» Excerto de texto:

A raça é apenas uma mentira. Mas são muitos os que nela ainda acreditam

Preconceitos e polémicas em Dresda para uma exposição que recorda aos visitantes não apenas as aberrações do passado colonial mas também a persistência das discriminações. Os grupos xenófobos, muito aclamados na Saxónia, não concordam com a proposta.

As raças humanas não existem. Não há nenhuma séria evidência científica na divisão do género humano em diferentes grupos raciais, a partir dos aspectos exteriores como a cor da pele, a estrutura corporal, a língua. Na realidade, a ideia de raça é uma construção, uma ideologia que surgiu no tempo do Iluminismo e que, durante dois séculos, serviu para justificar a escravatura, a submissão e o saque, utilizando largamente os instrumentos da ciência. Mas, para além de ser uma ideologia do passado, recusada e desprezada pela narração maioritária das sociedades modernas, o racismo é igualmente uma prática diária que vê milhões de pessoas discriminadas ou serem objecto de violências.

Parte desta premissa, levantando debates, polémicas, bem como reacções indecentes, a exposição Racismo, a Invenção das Raças Humanas, que está aberta, até ao próximo dia 6 de Janeiro de 2019, no Deutsches Hygiene-Musem de Dresda. Sob a curadoria de Susanne Wensing e um acervo de 400 peças, entre instrumentos, moldes de gesso, filmes, fotografias, desenhos, documentos pseudo-científicos (como as tábuas de Cesare Lombroso), o certame não representa apenas o relato pontual de métodos, protagonistas e passagens históricas através dos quais a imensa mentira racista adquiriu vida própria, exercendo um poder nefasto e propagado. Mas constitui também uma sentida reflexão sobre a actualidade, que levanta questões ainda sem resposta: o que nos separa? O que nos une? Como gostaríamos de viver juntos?

A exposição de Dresda é uma exposição difícil. Acima de tudo por causa da cidade onde se realiza e, em consequência, pelo edifício que a acolhe. Com efeito, a capital da Saxónia é o lugar de nascimento da Pegida, o movimento anti-islâmico e anti-imigração que cada segunda-feira junta enormes aglomerados de gentes na Theaterplatz, tendo-se tornado a referência cultural e pré-política obrigatória de todos os que na Alemanha recusam a sociedade aberta. Além disso, o Land é a fortaleza reconhecida de AfD (Alternative für Deutschland), o partido de extrema direita xenófoba que nas últimas eleições federais conquistou mais de 27 por cento dos votos, segunda maoir força política depois da Cdu da Chanceler Ângela Merkel. Mas um terreno escorregadio para a exposição é oferecido pelo próprio Deutsches Hygiene Museum, inaugurado em 1912 na época imperial, para educar o povo sobre os temas da saúde e que, na realidade, esteve virado desde o início para a busca da higiene racial. Ao ponto de, quando os nazi subiram ao poder em 1933, tornou-se, imediatamente e sem grandes traumas, instrumento privilegiado do ensino racista e antisemítico do regime de Hitler, teatro de exposições como Sangue e Raça ou O Povo Eterno. Neste sentido, a reflexão sobre o racismo é também uma reflexão crítica sobre o próprio passado.

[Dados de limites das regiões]
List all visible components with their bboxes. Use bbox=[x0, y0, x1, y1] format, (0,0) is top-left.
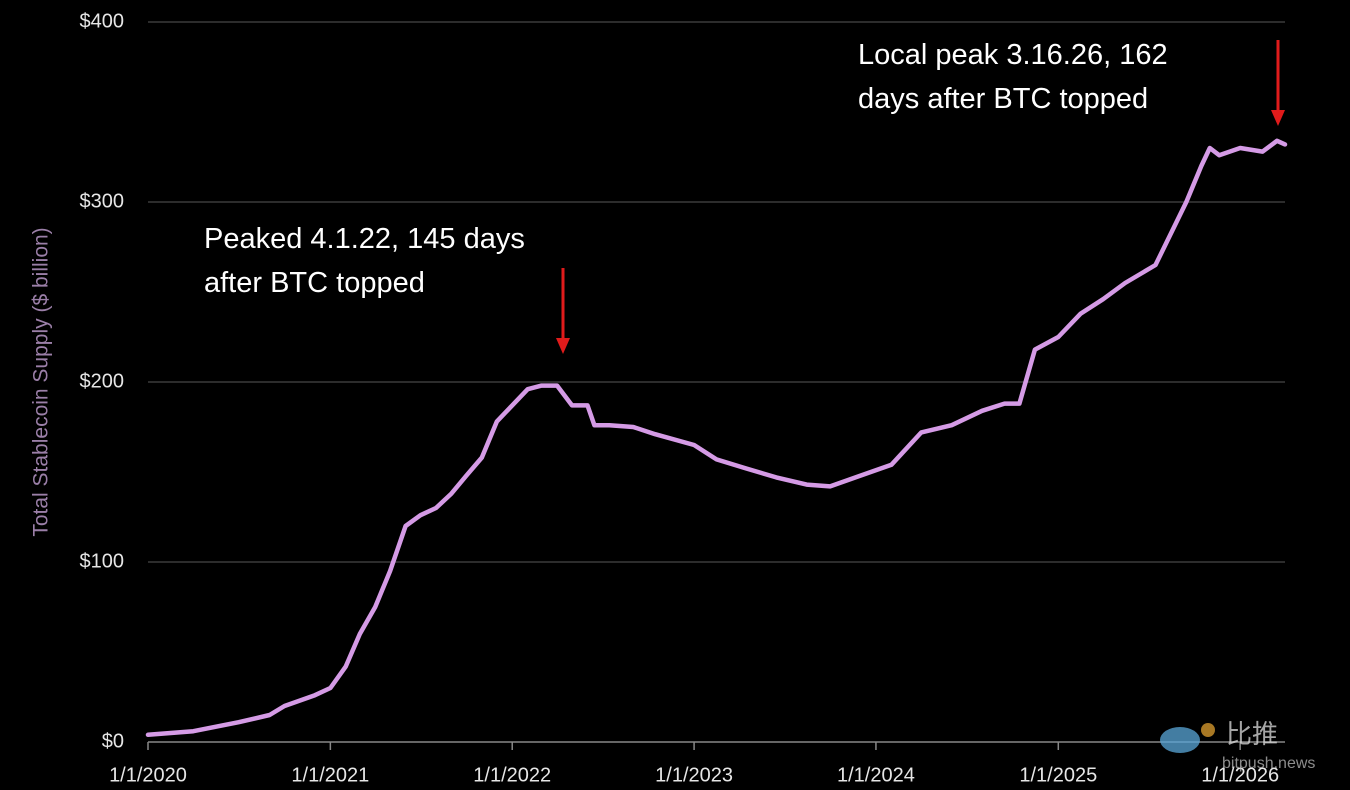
x-tick-label: 1/1/2020 bbox=[109, 764, 187, 786]
y-tick-label: $300 bbox=[80, 190, 125, 212]
watermark-name: 比推 bbox=[1226, 719, 1278, 749]
x-tick-label: 1/1/2022 bbox=[473, 764, 551, 786]
y-tick-label: $100 bbox=[80, 550, 125, 572]
y-axis-label: Total Stablecoin Supply ($ billion) bbox=[30, 227, 53, 536]
x-tick-label: 1/1/2024 bbox=[837, 764, 915, 786]
x-tick-label: 1/1/2026 bbox=[1201, 764, 1279, 786]
watermark: 比推 bitpush.news bbox=[1160, 719, 1315, 772]
annotation: Peaked 4.1.22, 145 days bbox=[204, 223, 525, 255]
y-tick-label: $200 bbox=[80, 370, 125, 392]
x-tick-label: 1/1/2023 bbox=[655, 764, 733, 786]
arrow bbox=[1271, 40, 1285, 126]
y-tick-label: $400 bbox=[80, 10, 125, 32]
y-tick-label: $0 bbox=[102, 730, 124, 752]
annotation: after BTC topped bbox=[204, 267, 425, 299]
watermark-site: bitpush.news bbox=[1222, 755, 1315, 772]
arrow bbox=[556, 268, 570, 354]
annotation: days after BTC topped bbox=[858, 83, 1148, 115]
annotation: Local peak 3.16.26, 162 bbox=[858, 39, 1168, 71]
data-line bbox=[145, 138, 1288, 738]
x-tick-label: 1/1/2025 bbox=[1019, 764, 1097, 786]
x-tick-label: 1/1/2021 bbox=[291, 764, 369, 786]
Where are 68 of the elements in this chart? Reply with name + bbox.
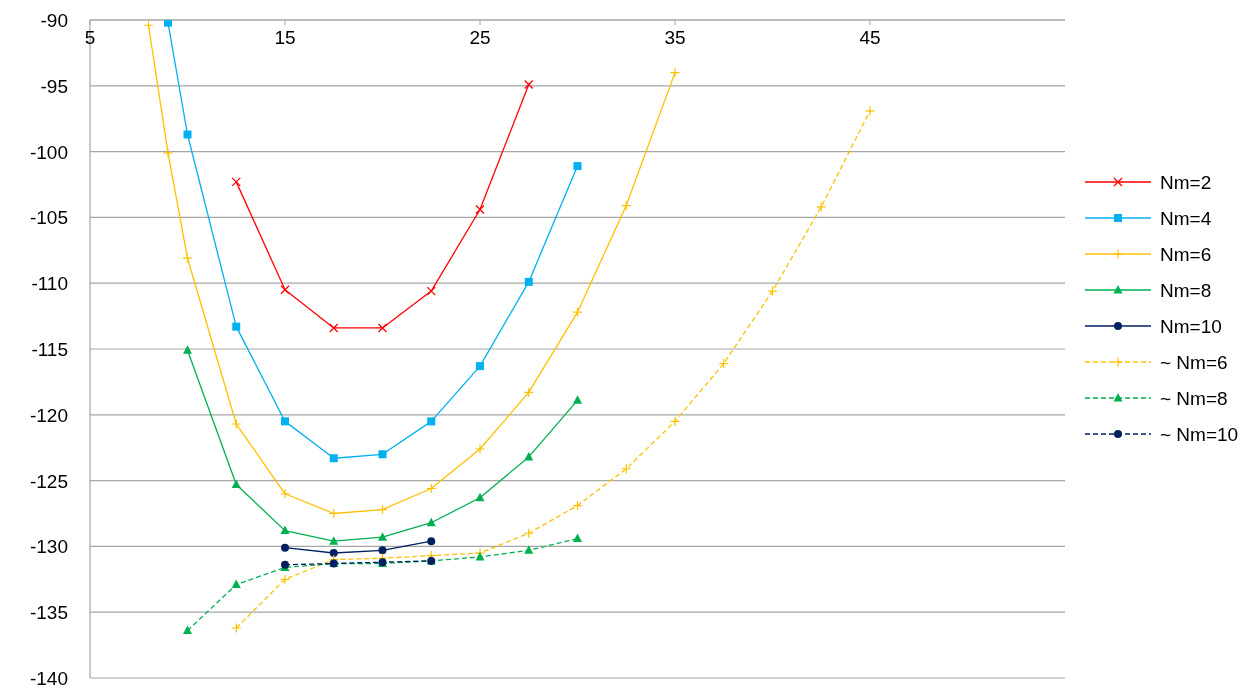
point <box>864 105 876 116</box>
point <box>378 546 387 555</box>
legend-label: Nm=6 <box>1160 244 1212 265</box>
legend-label: Nm=2 <box>1160 172 1212 193</box>
legend-label: Nm=4 <box>1160 208 1212 229</box>
point <box>183 345 192 354</box>
point <box>475 492 485 502</box>
point <box>378 450 387 459</box>
point <box>183 625 192 635</box>
y-tick-label: -115 <box>31 339 68 360</box>
point <box>232 322 241 331</box>
y-tick-label: -110 <box>31 273 68 295</box>
point <box>281 543 289 552</box>
point <box>426 517 436 527</box>
point <box>573 395 582 404</box>
y-tick-label: -95 <box>40 75 68 97</box>
point <box>573 162 582 171</box>
point <box>767 286 778 297</box>
point <box>280 525 290 535</box>
point <box>280 285 290 295</box>
point <box>231 479 241 489</box>
legend-label: Nm=10 <box>1160 316 1222 337</box>
point <box>427 537 436 546</box>
point <box>573 533 582 542</box>
point <box>377 323 388 333</box>
point <box>231 579 241 589</box>
point <box>669 67 681 78</box>
point <box>329 536 339 545</box>
y-tick-label: -140 <box>29 668 68 689</box>
y-tick-label: -105 <box>29 207 68 229</box>
x-tick-label: 25 <box>469 27 491 48</box>
y-tick-label: -135 <box>29 602 68 624</box>
y-tick-label: -130 <box>29 536 68 558</box>
point <box>816 201 827 212</box>
point <box>524 277 533 286</box>
x-tick-label: 5 <box>84 27 96 48</box>
point <box>474 443 486 455</box>
point <box>329 454 338 463</box>
point <box>231 622 242 634</box>
point <box>164 20 172 27</box>
point <box>476 362 484 371</box>
legend-label: ~ Nm=8 <box>1160 388 1228 409</box>
point <box>426 286 436 296</box>
point <box>378 532 387 541</box>
point <box>524 79 534 90</box>
point <box>279 488 291 499</box>
y-tick-label: -100 <box>29 141 68 163</box>
point <box>162 147 174 159</box>
y-tick-label: -120 <box>29 404 68 426</box>
legend-label: Nm=8 <box>1160 280 1212 301</box>
point <box>427 417 436 426</box>
point <box>183 130 192 139</box>
point <box>669 416 681 427</box>
point <box>281 417 289 426</box>
y-tick-label: -125 <box>29 470 68 492</box>
point <box>475 204 485 215</box>
y-tick-label: -90 <box>40 10 68 31</box>
point <box>329 323 339 333</box>
point <box>231 418 242 430</box>
legend-label: ~ Nm=6 <box>1160 352 1228 373</box>
x-tick-label: 45 <box>859 27 881 48</box>
point <box>524 451 534 461</box>
legend-label: ~ Nm=10 <box>1160 424 1239 445</box>
x-tick-label: 15 <box>274 27 296 48</box>
point <box>524 545 534 554</box>
point <box>231 177 241 187</box>
point <box>279 574 291 585</box>
x-tick-label: 35 <box>664 27 686 48</box>
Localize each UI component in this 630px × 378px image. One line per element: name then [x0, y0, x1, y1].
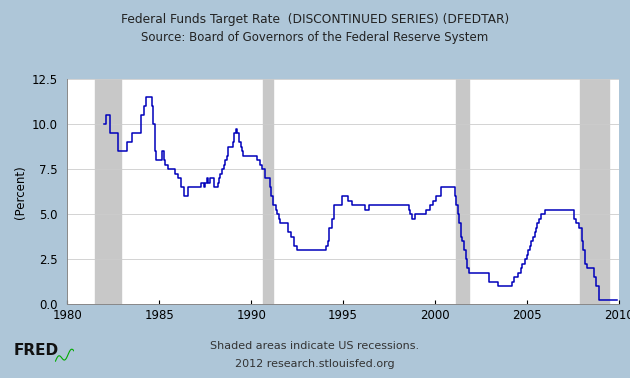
Bar — [456, 79, 469, 304]
Bar — [95, 79, 121, 304]
Text: FRED: FRED — [14, 343, 59, 358]
Text: Federal Funds Target Rate  (DISCONTINUED SERIES) (DFEDTAR): Federal Funds Target Rate (DISCONTINUED … — [121, 13, 509, 26]
Y-axis label: (Percent): (Percent) — [14, 165, 27, 219]
Text: 2012 research.stlouisfed.org: 2012 research.stlouisfed.org — [235, 359, 395, 369]
Text: Shaded areas indicate US recessions.: Shaded areas indicate US recessions. — [210, 341, 420, 351]
Text: Source: Board of Governors of the Federal Reserve System: Source: Board of Governors of the Federa… — [141, 31, 489, 44]
Bar — [580, 79, 609, 304]
Bar — [263, 79, 273, 304]
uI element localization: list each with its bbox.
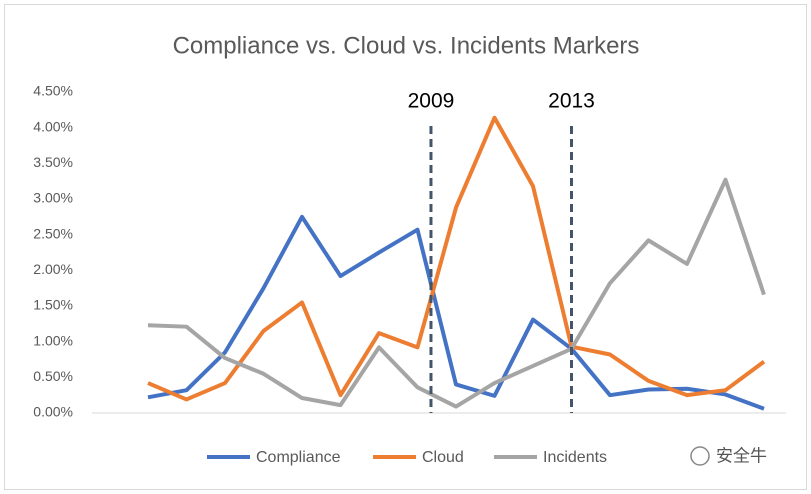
y-tick-label: 1.50% xyxy=(33,297,73,313)
y-tick-label: 0.00% xyxy=(33,404,73,420)
y-tick-label: 2.50% xyxy=(33,225,73,241)
legend-label: Compliance xyxy=(256,449,341,466)
y-tick-label: 3.00% xyxy=(33,190,73,206)
marker-label: 2009 xyxy=(408,90,455,113)
y-tick-label: 3.50% xyxy=(33,154,73,170)
watermark: 安全牛 xyxy=(690,446,767,466)
series-line xyxy=(147,214,765,411)
series-line xyxy=(147,177,766,409)
series-line xyxy=(147,115,766,402)
y-tick-label: 0.50% xyxy=(33,368,73,384)
watermark-icon xyxy=(690,446,710,466)
y-tick-label: 4.00% xyxy=(33,118,73,134)
y-tick-label: 4.50% xyxy=(33,83,73,99)
legend-label: Cloud xyxy=(422,449,464,466)
y-tick-label: 2.00% xyxy=(33,261,73,277)
watermark-text: 安全牛 xyxy=(716,446,767,465)
marker-label: 2013 xyxy=(548,90,595,113)
chart-border xyxy=(4,4,807,490)
y-tick-label: 1.00% xyxy=(33,332,73,348)
chart-title: Compliance vs. Cloud vs. Incidents Marke… xyxy=(173,32,640,59)
legend-label: Incidents xyxy=(543,449,607,466)
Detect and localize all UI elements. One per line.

» Requisitos:
1 - Segundo o excerto, até que dia está aberta a exposição no Deutsches Hygiene-Musem de Dresda?
2 - Transcreva do excerto o trecho que começa nas palavras "A raça é apenas" e termina depois de "com a proposta.".

» Respostas às tarefas:
1 - Até ao dia 6 de Janeiro de 2019.

2 -
A raça é apenas uma mentira. Mas são muitos os que nela ainda acreditam

Preconceitos e polémicas em Dresda para uma exposição que recorda aos visitantes não apenas as aberrações do passado colonial mas também a persistência das discriminações. Os grupos xenófobos, muito aclamados na Saxónia, não concordam com a proposta.